Copy out the material below in full, but not its images.

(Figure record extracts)
========
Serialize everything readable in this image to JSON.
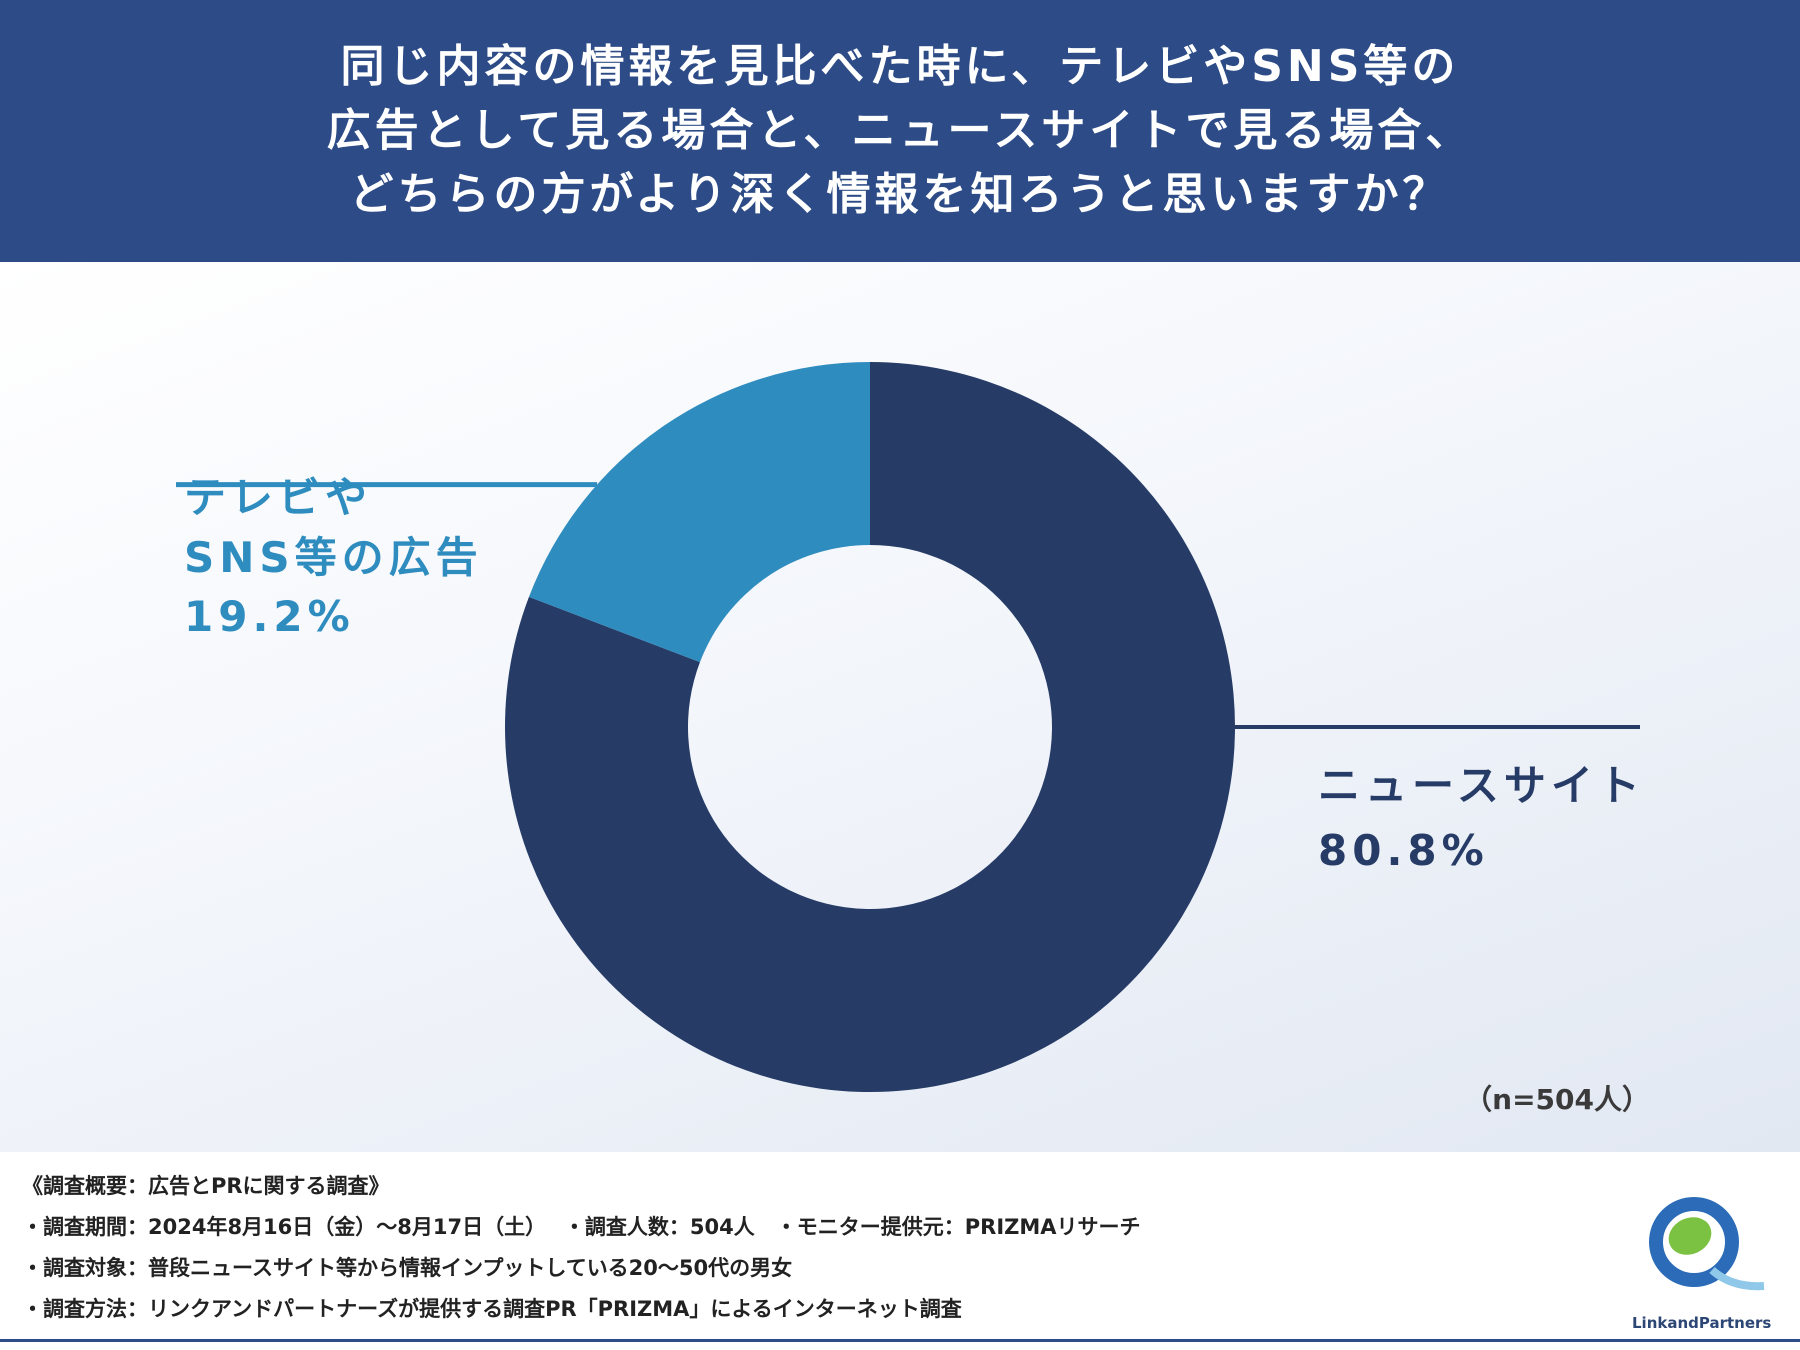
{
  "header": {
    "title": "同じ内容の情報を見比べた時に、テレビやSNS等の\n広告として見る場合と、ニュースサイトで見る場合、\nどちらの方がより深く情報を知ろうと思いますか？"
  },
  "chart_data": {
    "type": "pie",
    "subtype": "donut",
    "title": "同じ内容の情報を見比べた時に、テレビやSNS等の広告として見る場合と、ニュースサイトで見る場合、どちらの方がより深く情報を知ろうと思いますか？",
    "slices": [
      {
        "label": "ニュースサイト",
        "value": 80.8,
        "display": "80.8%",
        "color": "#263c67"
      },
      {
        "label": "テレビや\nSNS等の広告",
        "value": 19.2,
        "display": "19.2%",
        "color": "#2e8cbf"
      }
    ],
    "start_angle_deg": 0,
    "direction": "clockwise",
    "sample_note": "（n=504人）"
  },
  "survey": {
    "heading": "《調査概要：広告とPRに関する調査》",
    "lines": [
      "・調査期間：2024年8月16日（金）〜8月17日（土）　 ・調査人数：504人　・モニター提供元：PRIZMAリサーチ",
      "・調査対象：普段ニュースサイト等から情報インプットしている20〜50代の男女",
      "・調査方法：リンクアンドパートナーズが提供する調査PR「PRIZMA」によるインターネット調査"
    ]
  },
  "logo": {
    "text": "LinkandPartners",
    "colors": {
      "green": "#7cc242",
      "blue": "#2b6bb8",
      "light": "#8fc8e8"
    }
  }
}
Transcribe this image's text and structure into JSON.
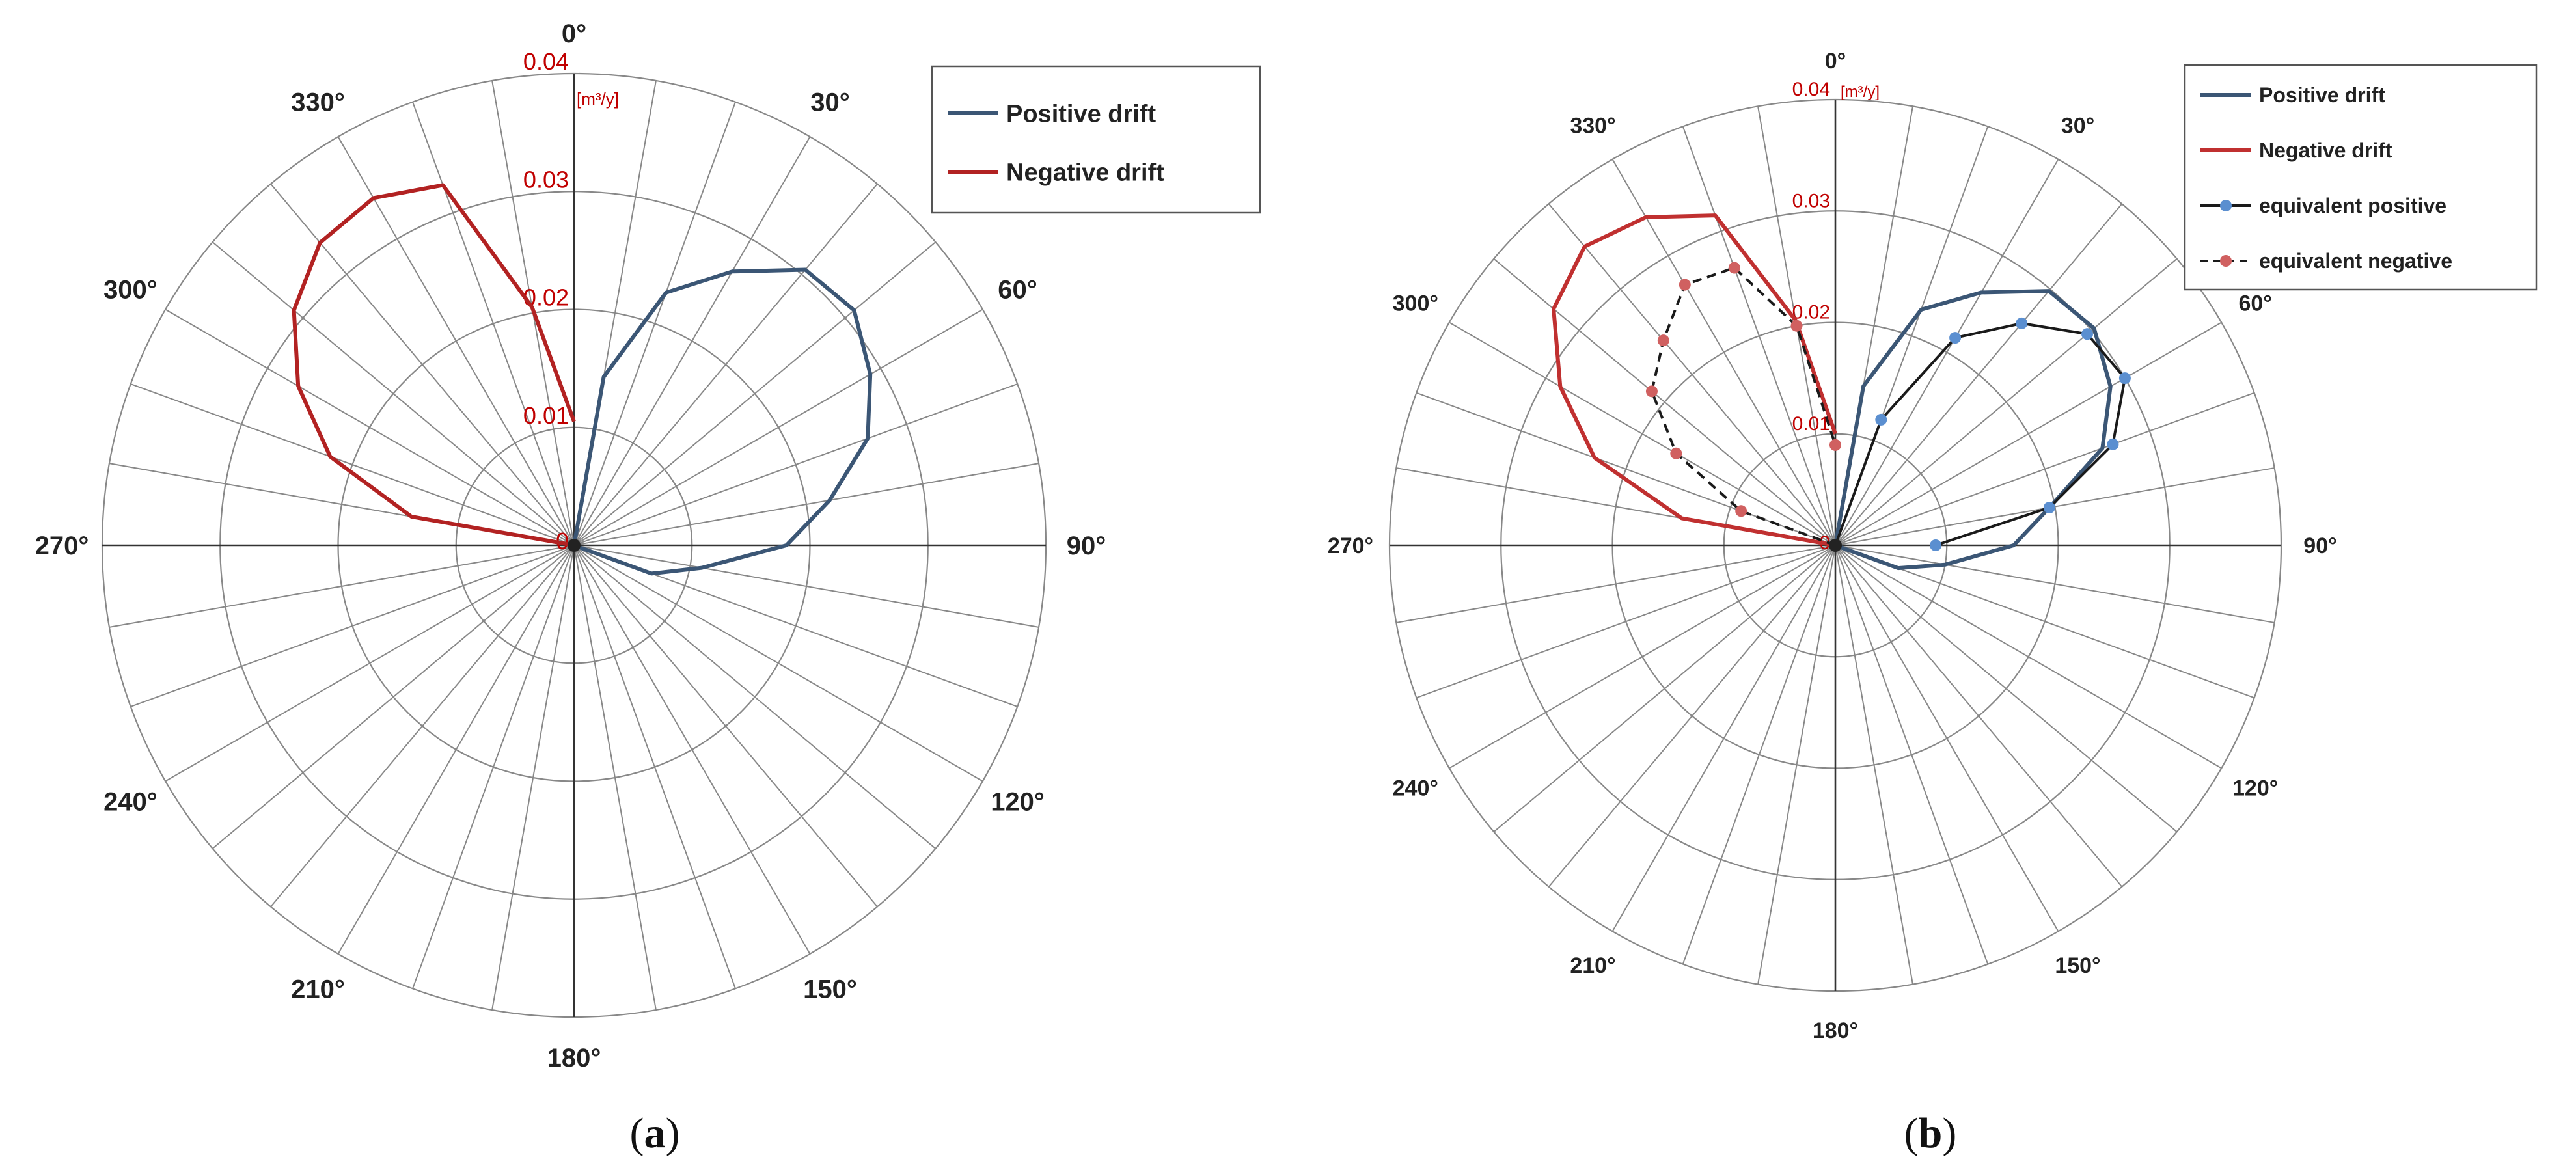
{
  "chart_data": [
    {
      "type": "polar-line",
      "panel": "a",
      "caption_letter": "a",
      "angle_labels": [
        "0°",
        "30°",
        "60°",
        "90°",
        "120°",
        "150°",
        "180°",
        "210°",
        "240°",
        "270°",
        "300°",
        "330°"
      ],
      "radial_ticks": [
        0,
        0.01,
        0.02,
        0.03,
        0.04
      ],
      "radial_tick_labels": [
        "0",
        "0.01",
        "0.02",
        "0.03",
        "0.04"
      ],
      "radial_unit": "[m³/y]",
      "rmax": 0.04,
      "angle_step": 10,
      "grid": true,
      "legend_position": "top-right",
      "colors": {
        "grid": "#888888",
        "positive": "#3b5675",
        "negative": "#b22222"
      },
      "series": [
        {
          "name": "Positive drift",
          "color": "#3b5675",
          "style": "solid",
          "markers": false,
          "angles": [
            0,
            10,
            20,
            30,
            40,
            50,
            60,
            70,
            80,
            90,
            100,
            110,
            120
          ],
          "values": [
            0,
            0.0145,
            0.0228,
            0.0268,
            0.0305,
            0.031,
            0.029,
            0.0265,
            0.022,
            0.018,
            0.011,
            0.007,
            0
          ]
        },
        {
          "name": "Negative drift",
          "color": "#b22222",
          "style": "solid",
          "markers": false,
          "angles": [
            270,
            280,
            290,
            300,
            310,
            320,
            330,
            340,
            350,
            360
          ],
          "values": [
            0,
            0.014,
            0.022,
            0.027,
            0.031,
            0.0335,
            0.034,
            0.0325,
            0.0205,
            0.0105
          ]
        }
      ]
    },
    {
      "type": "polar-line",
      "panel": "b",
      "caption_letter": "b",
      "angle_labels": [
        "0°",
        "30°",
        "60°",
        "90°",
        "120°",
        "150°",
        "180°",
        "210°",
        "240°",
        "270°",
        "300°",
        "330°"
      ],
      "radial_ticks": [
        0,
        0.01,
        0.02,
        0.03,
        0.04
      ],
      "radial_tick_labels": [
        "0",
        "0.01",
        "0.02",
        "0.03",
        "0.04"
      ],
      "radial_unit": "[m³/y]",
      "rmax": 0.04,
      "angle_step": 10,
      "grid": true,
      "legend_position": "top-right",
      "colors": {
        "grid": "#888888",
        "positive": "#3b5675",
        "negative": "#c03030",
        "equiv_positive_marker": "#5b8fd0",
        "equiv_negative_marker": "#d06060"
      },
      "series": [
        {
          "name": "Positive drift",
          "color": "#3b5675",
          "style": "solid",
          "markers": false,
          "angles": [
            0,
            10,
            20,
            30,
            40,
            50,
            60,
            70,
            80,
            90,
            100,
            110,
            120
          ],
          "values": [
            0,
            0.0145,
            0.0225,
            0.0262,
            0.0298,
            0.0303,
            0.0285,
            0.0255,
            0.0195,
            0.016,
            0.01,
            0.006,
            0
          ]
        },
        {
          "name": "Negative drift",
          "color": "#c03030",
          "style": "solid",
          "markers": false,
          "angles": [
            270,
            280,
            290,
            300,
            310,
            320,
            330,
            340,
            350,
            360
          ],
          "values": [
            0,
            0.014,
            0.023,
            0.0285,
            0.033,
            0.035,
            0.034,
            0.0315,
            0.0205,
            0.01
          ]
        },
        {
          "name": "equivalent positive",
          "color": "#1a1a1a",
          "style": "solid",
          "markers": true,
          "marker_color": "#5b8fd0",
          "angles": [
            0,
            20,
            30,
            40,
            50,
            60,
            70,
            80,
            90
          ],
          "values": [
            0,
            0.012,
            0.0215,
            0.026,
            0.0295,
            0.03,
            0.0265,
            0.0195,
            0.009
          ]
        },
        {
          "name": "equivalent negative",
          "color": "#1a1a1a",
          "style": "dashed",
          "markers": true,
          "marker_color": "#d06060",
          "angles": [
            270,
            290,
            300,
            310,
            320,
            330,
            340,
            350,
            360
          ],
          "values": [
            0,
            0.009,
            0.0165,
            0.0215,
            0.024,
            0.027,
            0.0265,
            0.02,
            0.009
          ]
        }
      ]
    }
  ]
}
========
**RESULT FOR THIS TASK**
Serialize everything readable in this image to JSON.
{
  "header": {
    "title": "同じ内容の情報を見比べた時に、テレビやSNS等の\n広告として見る場合と、ニュースサイトで見る場合、\nどちらの方がより深く情報を知ろうと思いますか？"
  },
  "chart_data": {
    "type": "pie",
    "subtype": "donut",
    "title": "同じ内容の情報を見比べた時に、テレビやSNS等の広告として見る場合と、ニュースサイトで見る場合、どちらの方がより深く情報を知ろうと思いますか？",
    "slices": [
      {
        "label": "ニュースサイト",
        "value": 80.8,
        "display": "80.8%",
        "color": "#263c67"
      },
      {
        "label": "テレビや\nSNS等の広告",
        "value": 19.2,
        "display": "19.2%",
        "color": "#2e8cbf"
      }
    ],
    "start_angle_deg": 0,
    "direction": "clockwise",
    "sample_note": "（n=504人）"
  },
  "survey": {
    "heading": "《調査概要：広告とPRに関する調査》",
    "lines": [
      "・調査期間：2024年8月16日（金）〜8月17日（土）　 ・調査人数：504人　・モニター提供元：PRIZMAリサーチ",
      "・調査対象：普段ニュースサイト等から情報インプットしている20〜50代の男女",
      "・調査方法：リンクアンドパートナーズが提供する調査PR「PRIZMA」によるインターネット調査"
    ]
  },
  "logo": {
    "text": "LinkandPartners",
    "colors": {
      "green": "#7cc242",
      "blue": "#2b6bb8",
      "light": "#8fc8e8"
    }
  }
}
Transcribe this image's text and structure into JSON.
{
  "chart_data": [
    {
      "type": "polar-line",
      "panel": "a",
      "caption_letter": "a",
      "angle_labels": [
        "0°",
        "30°",
        "60°",
        "90°",
        "120°",
        "150°",
        "180°",
        "210°",
        "240°",
        "270°",
        "300°",
        "330°"
      ],
      "radial_ticks": [
        0,
        0.01,
        0.02,
        0.03,
        0.04
      ],
      "radial_tick_labels": [
        "0",
        "0.01",
        "0.02",
        "0.03",
        "0.04"
      ],
      "radial_unit": "[m³/y]",
      "rmax": 0.04,
      "angle_step": 10,
      "grid": true,
      "legend_position": "top-right",
      "colors": {
        "grid": "#888888",
        "positive": "#3b5675",
        "negative": "#b22222"
      },
      "series": [
        {
          "name": "Positive drift",
          "color": "#3b5675",
          "style": "solid",
          "markers": false,
          "angles": [
            0,
            10,
            20,
            30,
            40,
            50,
            60,
            70,
            80,
            90,
            100,
            110,
            120
          ],
          "values": [
            0,
            0.0145,
            0.0228,
            0.0268,
            0.0305,
            0.031,
            0.029,
            0.0265,
            0.022,
            0.018,
            0.011,
            0.007,
            0
          ]
        },
        {
          "name": "Negative drift",
          "color": "#b22222",
          "style": "solid",
          "markers": false,
          "angles": [
            270,
            280,
            290,
            300,
            310,
            320,
            330,
            340,
            350,
            360
          ],
          "values": [
            0,
            0.014,
            0.022,
            0.027,
            0.031,
            0.0335,
            0.034,
            0.0325,
            0.0205,
            0.0105
          ]
        }
      ]
    },
    {
      "type": "polar-line",
      "panel": "b",
      "caption_letter": "b",
      "angle_labels": [
        "0°",
        "30°",
        "60°",
        "90°",
        "120°",
        "150°",
        "180°",
        "210°",
        "240°",
        "270°",
        "300°",
        "330°"
      ],
      "radial_ticks": [
        0,
        0.01,
        0.02,
        0.03,
        0.04
      ],
      "radial_tick_labels": [
        "0",
        "0.01",
        "0.02",
        "0.03",
        "0.04"
      ],
      "radial_unit": "[m³/y]",
      "rmax": 0.04,
      "angle_step": 10,
      "grid": true,
      "legend_position": "top-right",
      "colors": {
        "grid": "#888888",
        "positive": "#3b5675",
        "negative": "#c03030",
        "equiv_positive_marker": "#5b8fd0",
        "equiv_negative_marker": "#d06060"
      },
      "series": [
        {
          "name": "Positive drift",
          "color": "#3b5675",
          "style": "solid",
          "markers": false,
          "angles": [
            0,
            10,
            20,
            30,
            40,
            50,
            60,
            70,
            80,
            90,
            100,
            110,
            120
          ],
          "values": [
            0,
            0.0145,
            0.0225,
            0.0262,
            0.0298,
            0.0303,
            0.0285,
            0.0255,
            0.0195,
            0.016,
            0.01,
            0.006,
            0
          ]
        },
        {
          "name": "Negative drift",
          "color": "#c03030",
          "style": "solid",
          "markers": false,
          "angles": [
            270,
            280,
            290,
            300,
            310,
            320,
            330,
            340,
            350,
            360
          ],
          "values": [
            0,
            0.014,
            0.023,
            0.0285,
            0.033,
            0.035,
            0.034,
            0.0315,
            0.0205,
            0.01
          ]
        },
        {
          "name": "equivalent positive",
          "color": "#1a1a1a",
          "style": "solid",
          "markers": true,
          "marker_color": "#5b8fd0",
          "angles": [
            0,
            20,
            30,
            40,
            50,
            60,
            70,
            80,
            90
          ],
          "values": [
            0,
            0.012,
            0.0215,
            0.026,
            0.0295,
            0.03,
            0.0265,
            0.0195,
            0.009
          ]
        },
        {
          "name": "equivalent negative",
          "color": "#1a1a1a",
          "style": "dashed",
          "markers": true,
          "marker_color": "#d06060",
          "angles": [
            270,
            290,
            300,
            310,
            320,
            330,
            340,
            350,
            360
          ],
          "values": [
            0,
            0.009,
            0.0165,
            0.0215,
            0.024,
            0.027,
            0.0265,
            0.02,
            0.009
          ]
        }
      ]
    }
  ]
}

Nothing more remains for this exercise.